◆ Was zu tun ist ◆
Gib sämtliche Zeilen des folgenden Materials Zeichen für Zeichen unverändert wieder.

◆ Bereitgestelltes Material ◆
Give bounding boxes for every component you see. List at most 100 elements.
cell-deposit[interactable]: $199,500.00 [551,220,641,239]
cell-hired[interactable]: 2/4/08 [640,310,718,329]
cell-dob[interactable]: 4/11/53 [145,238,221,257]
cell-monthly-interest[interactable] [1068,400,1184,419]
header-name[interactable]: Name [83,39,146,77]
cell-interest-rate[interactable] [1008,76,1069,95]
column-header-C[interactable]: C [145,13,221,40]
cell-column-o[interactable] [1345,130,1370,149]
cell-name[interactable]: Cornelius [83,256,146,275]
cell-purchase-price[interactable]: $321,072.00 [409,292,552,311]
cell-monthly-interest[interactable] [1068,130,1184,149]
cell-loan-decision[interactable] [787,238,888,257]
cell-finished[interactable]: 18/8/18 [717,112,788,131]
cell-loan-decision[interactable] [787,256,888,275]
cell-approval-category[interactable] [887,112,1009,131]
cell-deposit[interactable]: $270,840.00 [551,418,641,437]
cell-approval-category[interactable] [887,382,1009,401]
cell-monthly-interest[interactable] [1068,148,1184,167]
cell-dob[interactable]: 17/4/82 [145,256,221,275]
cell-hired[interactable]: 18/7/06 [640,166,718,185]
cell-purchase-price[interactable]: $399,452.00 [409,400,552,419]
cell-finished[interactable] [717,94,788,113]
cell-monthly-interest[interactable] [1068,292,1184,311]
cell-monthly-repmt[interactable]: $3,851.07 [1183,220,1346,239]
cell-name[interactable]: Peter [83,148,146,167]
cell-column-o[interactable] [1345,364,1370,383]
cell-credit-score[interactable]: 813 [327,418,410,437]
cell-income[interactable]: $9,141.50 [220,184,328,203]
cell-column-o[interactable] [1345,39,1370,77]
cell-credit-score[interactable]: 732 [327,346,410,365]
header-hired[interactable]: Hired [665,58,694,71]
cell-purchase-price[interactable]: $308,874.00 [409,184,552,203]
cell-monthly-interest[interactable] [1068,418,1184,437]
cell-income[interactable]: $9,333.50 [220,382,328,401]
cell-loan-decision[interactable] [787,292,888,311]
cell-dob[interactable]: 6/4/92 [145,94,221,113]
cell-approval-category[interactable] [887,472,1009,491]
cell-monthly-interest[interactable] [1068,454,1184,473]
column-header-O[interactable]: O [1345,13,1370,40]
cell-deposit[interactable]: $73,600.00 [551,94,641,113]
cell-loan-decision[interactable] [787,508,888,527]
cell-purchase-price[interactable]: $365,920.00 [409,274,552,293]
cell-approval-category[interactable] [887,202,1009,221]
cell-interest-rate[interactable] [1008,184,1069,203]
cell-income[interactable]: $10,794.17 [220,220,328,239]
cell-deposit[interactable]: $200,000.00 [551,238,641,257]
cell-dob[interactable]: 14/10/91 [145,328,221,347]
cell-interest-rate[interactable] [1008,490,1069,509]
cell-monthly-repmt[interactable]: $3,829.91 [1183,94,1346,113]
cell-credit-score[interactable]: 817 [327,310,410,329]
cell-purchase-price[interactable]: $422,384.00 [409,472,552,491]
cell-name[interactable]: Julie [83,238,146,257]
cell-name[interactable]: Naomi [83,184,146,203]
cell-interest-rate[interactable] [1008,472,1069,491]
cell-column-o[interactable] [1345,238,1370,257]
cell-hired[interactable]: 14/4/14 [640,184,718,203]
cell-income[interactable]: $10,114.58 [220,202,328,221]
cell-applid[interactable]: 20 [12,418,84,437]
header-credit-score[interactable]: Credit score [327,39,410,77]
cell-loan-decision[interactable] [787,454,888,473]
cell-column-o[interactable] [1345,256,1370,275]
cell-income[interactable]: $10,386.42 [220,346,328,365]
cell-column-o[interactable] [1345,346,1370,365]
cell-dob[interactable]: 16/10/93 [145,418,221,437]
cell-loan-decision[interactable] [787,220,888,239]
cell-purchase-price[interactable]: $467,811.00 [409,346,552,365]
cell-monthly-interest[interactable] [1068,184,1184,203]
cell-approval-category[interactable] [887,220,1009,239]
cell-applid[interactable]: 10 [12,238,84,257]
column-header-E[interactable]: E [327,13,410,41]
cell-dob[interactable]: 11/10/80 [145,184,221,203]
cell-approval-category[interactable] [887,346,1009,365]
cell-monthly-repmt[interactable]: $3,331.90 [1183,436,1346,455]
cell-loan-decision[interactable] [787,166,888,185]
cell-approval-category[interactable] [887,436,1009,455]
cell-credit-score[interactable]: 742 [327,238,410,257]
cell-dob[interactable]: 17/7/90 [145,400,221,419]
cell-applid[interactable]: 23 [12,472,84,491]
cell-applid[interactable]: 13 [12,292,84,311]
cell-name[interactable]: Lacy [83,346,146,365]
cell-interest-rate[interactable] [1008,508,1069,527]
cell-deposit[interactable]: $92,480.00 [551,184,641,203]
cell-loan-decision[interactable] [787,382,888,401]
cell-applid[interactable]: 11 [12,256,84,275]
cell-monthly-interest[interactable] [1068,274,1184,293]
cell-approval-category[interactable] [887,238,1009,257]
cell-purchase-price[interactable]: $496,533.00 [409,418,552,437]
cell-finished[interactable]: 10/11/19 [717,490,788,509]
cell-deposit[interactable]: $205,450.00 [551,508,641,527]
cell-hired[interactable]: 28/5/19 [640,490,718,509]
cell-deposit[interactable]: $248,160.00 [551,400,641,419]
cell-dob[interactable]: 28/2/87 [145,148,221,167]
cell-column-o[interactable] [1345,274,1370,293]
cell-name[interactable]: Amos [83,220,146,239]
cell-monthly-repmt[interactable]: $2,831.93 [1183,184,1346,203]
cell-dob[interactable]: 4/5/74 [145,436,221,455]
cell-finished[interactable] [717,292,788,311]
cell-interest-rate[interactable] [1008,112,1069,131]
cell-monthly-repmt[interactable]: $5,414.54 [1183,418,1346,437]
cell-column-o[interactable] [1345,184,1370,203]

◆ Die Antwort ◆
Give bounding boxes for every component you see. List at most 100 elements.
cell-deposit[interactable]: $199,500.00 [551,220,641,239]
cell-hired[interactable]: 2/4/08 [640,310,718,329]
cell-dob[interactable]: 4/11/53 [145,238,221,257]
cell-monthly-interest[interactable] [1068,400,1184,419]
header-name[interactable]: Name [83,39,146,77]
cell-interest-rate[interactable] [1008,76,1069,95]
column-header-C[interactable]: C [145,13,221,40]
cell-column-o[interactable] [1345,130,1370,149]
cell-name[interactable]: Cornelius [83,256,146,275]
cell-purchase-price[interactable]: $321,072.00 [409,292,552,311]
cell-monthly-interest[interactable] [1068,130,1184,149]
cell-loan-decision[interactable] [787,238,888,257]
cell-finished[interactable]: 18/8/18 [717,112,788,131]
cell-loan-decision[interactable] [787,256,888,275]
cell-approval-category[interactable] [887,112,1009,131]
cell-deposit[interactable]: $270,840.00 [551,418,641,437]
cell-approval-category[interactable] [887,382,1009,401]
cell-monthly-interest[interactable] [1068,148,1184,167]
cell-dob[interactable]: 17/4/82 [145,256,221,275]
cell-hired[interactable]: 18/7/06 [640,166,718,185]
cell-purchase-price[interactable]: $399,452.00 [409,400,552,419]
cell-finished[interactable] [717,94,788,113]
cell-monthly-interest[interactable] [1068,292,1184,311]
cell-monthly-repmt[interactable]: $3,851.07 [1183,220,1346,239]
cell-name[interactable]: Peter [83,148,146,167]
cell-column-o[interactable] [1345,364,1370,383]
cell-credit-score[interactable]: 813 [327,418,410,437]
cell-income[interactable]: $9,141.50 [220,184,328,203]
cell-column-o[interactable] [1345,39,1370,77]
cell-credit-score[interactable]: 732 [327,346,410,365]
header-hired[interactable]: Hired [665,58,694,71]
cell-purchase-price[interactable]: $308,874.00 [409,184,552,203]
cell-monthly-interest[interactable] [1068,418,1184,437]
cell-income[interactable]: $9,333.50 [220,382,328,401]
cell-loan-decision[interactable] [787,292,888,311]
cell-dob[interactable]: 6/4/92 [145,94,221,113]
cell-approval-category[interactable] [887,472,1009,491]
cell-monthly-interest[interactable] [1068,454,1184,473]
column-header-O[interactable]: O [1345,13,1370,40]
cell-deposit[interactable]: $73,600.00 [551,94,641,113]
cell-loan-decision[interactable] [787,508,888,527]
cell-purchase-price[interactable]: $365,920.00 [409,274,552,293]
cell-approval-category[interactable] [887,202,1009,221]
cell-interest-rate[interactable] [1008,184,1069,203]
cell-income[interactable]: $10,794.17 [220,220,328,239]
cell-deposit[interactable]: $200,000.00 [551,238,641,257]
cell-dob[interactable]: 14/10/91 [145,328,221,347]
cell-interest-rate[interactable] [1008,490,1069,509]
cell-monthly-repmt[interactable]: $3,829.91 [1183,94,1346,113]
cell-credit-score[interactable]: 817 [327,310,410,329]
cell-purchase-price[interactable]: $422,384.00 [409,472,552,491]
cell-name[interactable]: Julie [83,238,146,257]
cell-name[interactable]: Naomi [83,184,146,203]
cell-interest-rate[interactable] [1008,472,1069,491]
cell-column-o[interactable] [1345,238,1370,257]
cell-hired[interactable]: 14/4/14 [640,184,718,203]
cell-income[interactable]: $10,114.58 [220,202,328,221]
cell-applid[interactable]: 20 [12,418,84,437]
header-credit-score[interactable]: Credit score [327,39,410,77]
cell-loan-decision[interactable] [787,454,888,473]
cell-column-o[interactable] [1345,256,1370,275]
cell-income[interactable]: $10,386.42 [220,346,328,365]
cell-column-o[interactable] [1345,346,1370,365]
cell-dob[interactable]: 16/10/93 [145,418,221,437]
cell-loan-decision[interactable] [787,220,888,239]
cell-purchase-price[interactable]: $467,811.00 [409,346,552,365]
cell-monthly-interest[interactable] [1068,184,1184,203]
cell-approval-category[interactable] [887,220,1009,239]
cell-applid[interactable]: 10 [12,238,84,257]
column-header-E[interactable]: E [327,13,410,41]
cell-dob[interactable]: 11/10/80 [145,184,221,203]
cell-approval-category[interactable] [887,346,1009,365]
cell-monthly-repmt[interactable]: $3,331.90 [1183,436,1346,455]
cell-loan-decision[interactable] [787,166,888,185]
cell-approval-category[interactable] [887,436,1009,455]
cell-credit-score[interactable]: 742 [327,238,410,257]
cell-dob[interactable]: 17/7/90 [145,400,221,419]
cell-applid[interactable]: 23 [12,472,84,491]
cell-applid[interactable]: 13 [12,292,84,311]
cell-name[interactable]: Lacy [83,346,146,365]
cell-interest-rate[interactable] [1008,508,1069,527]
cell-deposit[interactable]: $92,480.00 [551,184,641,203]
cell-loan-decision[interactable] [787,382,888,401]
cell-applid[interactable]: 11 [12,256,84,275]
cell-monthly-interest[interactable] [1068,274,1184,293]
cell-approval-category[interactable] [887,238,1009,257]
cell-purchase-price[interactable]: $496,533.00 [409,418,552,437]
cell-finished[interactable]: 10/11/19 [717,490,788,509]
cell-deposit[interactable]: $205,450.00 [551,508,641,527]
cell-hired[interactable]: 28/5/19 [640,490,718,509]
cell-deposit[interactable]: $248,160.00 [551,400,641,419]
cell-dob[interactable]: 28/2/87 [145,148,221,167]
cell-column-o[interactable] [1345,274,1370,293]
cell-name[interactable]: Amos [83,220,146,239]
cell-monthly-repmt[interactable]: $2,831.93 [1183,184,1346,203]
cell-dob[interactable]: 4/5/74 [145,436,221,455]
cell-finished[interactable] [717,292,788,311]
cell-interest-rate[interactable] [1008,112,1069,131]
cell-monthly-repmt[interactable]: $5,414.54 [1183,418,1346,437]
cell-column-o[interactable] [1345,184,1370,203]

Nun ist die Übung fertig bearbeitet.